- [Your goal]: Find each line with "khái" and copy it.

- [Task input]:

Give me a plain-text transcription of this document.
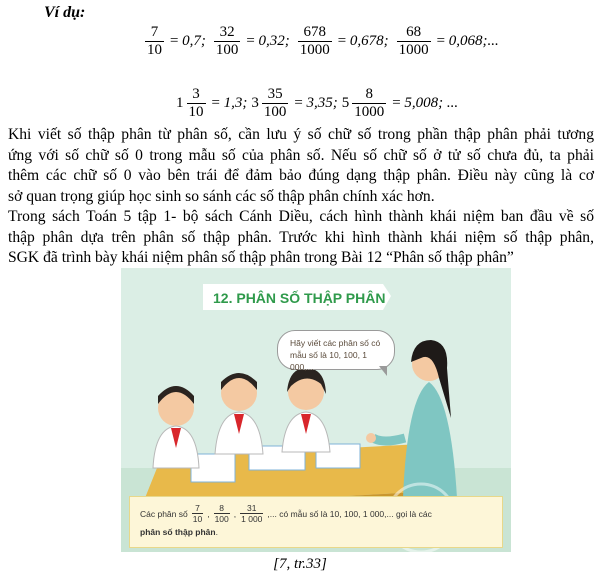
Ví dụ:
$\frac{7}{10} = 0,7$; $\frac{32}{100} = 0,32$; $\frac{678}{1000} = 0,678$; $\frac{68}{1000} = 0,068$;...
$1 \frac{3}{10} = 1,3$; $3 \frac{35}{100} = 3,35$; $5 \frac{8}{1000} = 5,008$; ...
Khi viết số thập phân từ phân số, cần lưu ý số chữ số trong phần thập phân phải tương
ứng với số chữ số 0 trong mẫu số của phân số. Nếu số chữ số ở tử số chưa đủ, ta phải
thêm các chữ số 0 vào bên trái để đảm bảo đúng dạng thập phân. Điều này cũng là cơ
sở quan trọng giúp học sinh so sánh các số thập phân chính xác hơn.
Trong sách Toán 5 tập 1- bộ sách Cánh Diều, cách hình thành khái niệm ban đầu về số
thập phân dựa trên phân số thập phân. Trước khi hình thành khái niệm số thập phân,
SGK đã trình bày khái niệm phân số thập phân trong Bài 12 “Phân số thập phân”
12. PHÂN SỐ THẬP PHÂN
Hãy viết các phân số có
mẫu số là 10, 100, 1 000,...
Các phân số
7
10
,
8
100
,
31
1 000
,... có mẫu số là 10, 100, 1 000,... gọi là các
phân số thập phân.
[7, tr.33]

- [Result of the task]:
Trong sách Toán 5 tập 1- bộ sách Cánh Diều, cách hình thành khái niệm ban đầu về số
thập phân dựa trên phân số thập phân. Trước khi hình thành khái niệm số thập phân,
SGK đã trình bày khái niệm phân số thập phân trong Bài 12 “Phân số thập phân”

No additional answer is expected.